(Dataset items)
□ □ □ □

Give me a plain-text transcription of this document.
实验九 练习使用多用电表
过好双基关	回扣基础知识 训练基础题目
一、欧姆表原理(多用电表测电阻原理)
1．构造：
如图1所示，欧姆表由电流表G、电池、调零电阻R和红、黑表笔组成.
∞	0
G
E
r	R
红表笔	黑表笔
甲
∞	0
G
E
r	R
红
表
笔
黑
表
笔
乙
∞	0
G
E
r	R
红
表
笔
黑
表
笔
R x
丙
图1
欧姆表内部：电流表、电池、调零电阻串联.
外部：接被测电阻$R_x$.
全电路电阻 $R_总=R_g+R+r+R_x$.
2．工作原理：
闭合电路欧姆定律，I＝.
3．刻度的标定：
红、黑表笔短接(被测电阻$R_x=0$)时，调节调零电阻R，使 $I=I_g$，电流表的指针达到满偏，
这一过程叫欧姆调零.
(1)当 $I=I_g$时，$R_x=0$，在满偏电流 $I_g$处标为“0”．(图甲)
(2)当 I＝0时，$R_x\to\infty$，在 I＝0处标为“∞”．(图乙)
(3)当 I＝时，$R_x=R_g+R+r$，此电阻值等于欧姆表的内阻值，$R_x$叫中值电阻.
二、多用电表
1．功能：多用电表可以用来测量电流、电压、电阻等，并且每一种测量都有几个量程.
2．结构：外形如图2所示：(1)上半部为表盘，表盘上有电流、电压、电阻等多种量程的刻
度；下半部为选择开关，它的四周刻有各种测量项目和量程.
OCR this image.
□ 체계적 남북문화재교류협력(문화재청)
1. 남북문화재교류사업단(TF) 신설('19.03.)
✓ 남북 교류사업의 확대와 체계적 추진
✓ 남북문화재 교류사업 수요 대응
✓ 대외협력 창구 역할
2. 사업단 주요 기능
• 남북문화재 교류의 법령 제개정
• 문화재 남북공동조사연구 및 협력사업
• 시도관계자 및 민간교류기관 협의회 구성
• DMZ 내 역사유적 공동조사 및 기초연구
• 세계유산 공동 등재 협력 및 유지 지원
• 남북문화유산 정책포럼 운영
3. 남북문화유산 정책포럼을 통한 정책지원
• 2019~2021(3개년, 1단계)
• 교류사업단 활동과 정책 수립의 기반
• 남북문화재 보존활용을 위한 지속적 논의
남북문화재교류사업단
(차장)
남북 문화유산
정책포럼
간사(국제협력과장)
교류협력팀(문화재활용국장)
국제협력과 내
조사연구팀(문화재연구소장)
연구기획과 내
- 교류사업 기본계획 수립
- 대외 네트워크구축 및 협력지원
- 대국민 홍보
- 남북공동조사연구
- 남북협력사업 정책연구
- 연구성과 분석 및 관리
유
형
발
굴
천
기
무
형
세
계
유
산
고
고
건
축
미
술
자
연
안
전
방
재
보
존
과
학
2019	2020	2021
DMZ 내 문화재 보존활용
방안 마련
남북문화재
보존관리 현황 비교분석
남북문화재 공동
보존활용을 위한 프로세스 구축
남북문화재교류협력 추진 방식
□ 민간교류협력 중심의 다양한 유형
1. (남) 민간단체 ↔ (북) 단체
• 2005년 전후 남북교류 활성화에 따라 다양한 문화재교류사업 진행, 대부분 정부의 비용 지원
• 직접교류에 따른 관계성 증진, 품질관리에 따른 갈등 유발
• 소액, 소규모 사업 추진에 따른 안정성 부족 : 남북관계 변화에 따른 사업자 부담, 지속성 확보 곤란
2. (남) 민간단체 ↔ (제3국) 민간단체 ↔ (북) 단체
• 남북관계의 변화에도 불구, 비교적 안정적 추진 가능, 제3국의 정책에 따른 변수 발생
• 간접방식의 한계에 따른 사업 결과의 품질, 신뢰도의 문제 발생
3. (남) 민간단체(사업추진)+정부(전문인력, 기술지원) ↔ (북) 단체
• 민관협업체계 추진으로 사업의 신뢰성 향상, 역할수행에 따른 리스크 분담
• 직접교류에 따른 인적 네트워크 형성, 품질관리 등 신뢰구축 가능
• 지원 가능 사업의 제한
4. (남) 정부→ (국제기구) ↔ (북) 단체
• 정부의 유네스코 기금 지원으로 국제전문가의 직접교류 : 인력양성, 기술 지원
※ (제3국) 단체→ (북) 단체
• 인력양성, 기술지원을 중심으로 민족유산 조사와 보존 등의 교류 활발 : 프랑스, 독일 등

□ □ □ □

Brief: Check every line of the entries above for the word "인력양성" and report how many lines contain it, giving the number only.

Solution below: 2